— Start of Entries shown —
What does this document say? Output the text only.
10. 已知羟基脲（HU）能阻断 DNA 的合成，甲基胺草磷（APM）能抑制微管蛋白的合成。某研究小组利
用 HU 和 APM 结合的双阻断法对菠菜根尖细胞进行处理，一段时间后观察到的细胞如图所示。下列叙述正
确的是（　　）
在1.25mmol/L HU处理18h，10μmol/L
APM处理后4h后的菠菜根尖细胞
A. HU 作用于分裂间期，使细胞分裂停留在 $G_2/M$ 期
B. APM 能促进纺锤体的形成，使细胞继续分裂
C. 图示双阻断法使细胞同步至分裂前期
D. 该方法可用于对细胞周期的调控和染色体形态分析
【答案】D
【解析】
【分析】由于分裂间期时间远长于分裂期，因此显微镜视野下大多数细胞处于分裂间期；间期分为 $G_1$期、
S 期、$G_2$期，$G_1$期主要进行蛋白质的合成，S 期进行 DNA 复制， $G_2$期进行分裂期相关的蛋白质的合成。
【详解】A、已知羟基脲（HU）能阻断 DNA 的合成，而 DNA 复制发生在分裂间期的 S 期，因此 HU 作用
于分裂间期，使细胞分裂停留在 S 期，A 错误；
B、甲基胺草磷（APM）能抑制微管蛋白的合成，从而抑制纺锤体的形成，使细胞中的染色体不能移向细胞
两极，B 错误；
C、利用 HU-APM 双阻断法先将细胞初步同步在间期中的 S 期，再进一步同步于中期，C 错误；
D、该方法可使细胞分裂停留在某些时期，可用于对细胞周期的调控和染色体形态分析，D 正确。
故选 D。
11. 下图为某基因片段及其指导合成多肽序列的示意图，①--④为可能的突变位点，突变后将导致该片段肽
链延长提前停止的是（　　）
— End of Entries shown —
## [Aim]
Copy every line that includes the string "能抑制微管蛋白的合成" from the material above.

## [Full response]
10. 已知羟基脲（HU）能阻断 DNA 的合成，甲基胺草磷（APM）能抑制微管蛋白的合成。某研究小组利
B、甲基胺草磷（APM）能抑制微管蛋白的合成，从而抑制纺锤体的形成，使细胞中的染色体不能移向细胞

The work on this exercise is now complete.